-- Excerpt --

— START —

VMWare and sound device
 
I am trying to get my sound card to work on vmware, i set the sound card as autodetect but no luck.
I don't know if it helps but all my progs use alsa to play sound? so what do i have to give as the device path for vmware to find my sound card?

Brian1 12-07-2006 05:34 PM

Are you talking about a vmware guest OS using the same model sound card as installed? If so as far as I know the guest OS use a virtual generic sound device and then vmware transfer to the real sound device.

If normal linux sound is fine and the vmware has no sound then maybe you may need to configure a dmix setup for your sound card. Search here for dmix for info.

Brian

NDR008 12-07-2006 06:15 PM

yeah what i meant is that vmware cannot detect a sound card installed on my pc/linux, but in fact sounds works well on linux (my host os).

Isn't the sound card usually something like /dev/dsp or /dev/snd ?? Does suse deal with it differently?

— END —

-- Available data --
— START —

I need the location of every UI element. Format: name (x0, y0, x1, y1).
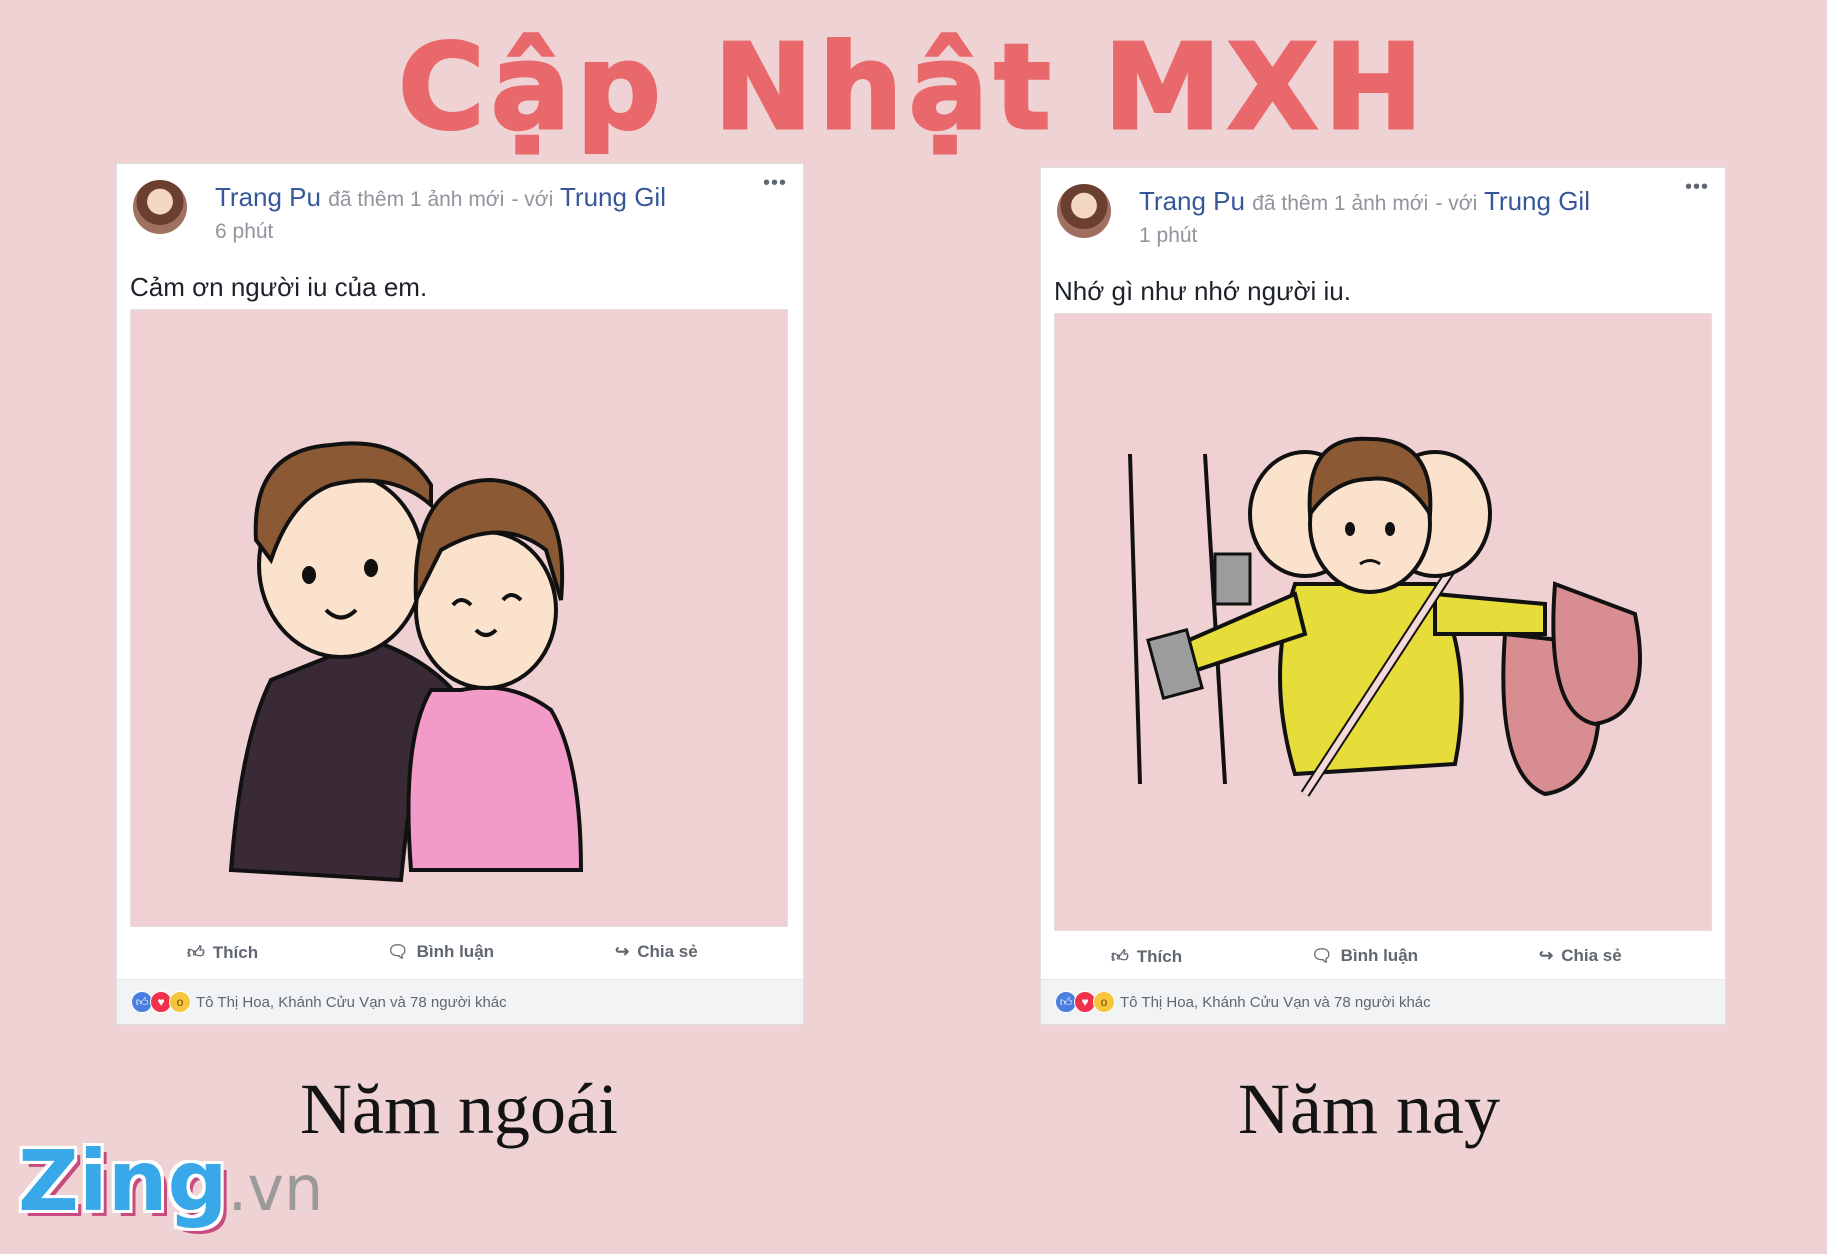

— END —

-- Required task --
Reproduce word for word the passage of the VMware sound thread starting at "Brian1 12-07-2006 05:34" and ending at "(my host os).".

-- Task answer --
Brian1 12-07-2006 05:34 PM

Are you talking about a vmware guest OS using the same model sound card as installed? If so as far as I know the guest OS use a virtual generic sound device and then vmware transfer to the real sound device.

If normal linux sound is fine and the vmware has no sound then maybe you may need to configure a dmix setup for your sound card. Search here for dmix for info.

Brian

NDR008 12-07-2006 06:15 PM

yeah what i meant is that vmware cannot detect a sound card installed on my pc/linux, but in fact sounds works well on linux (my host os).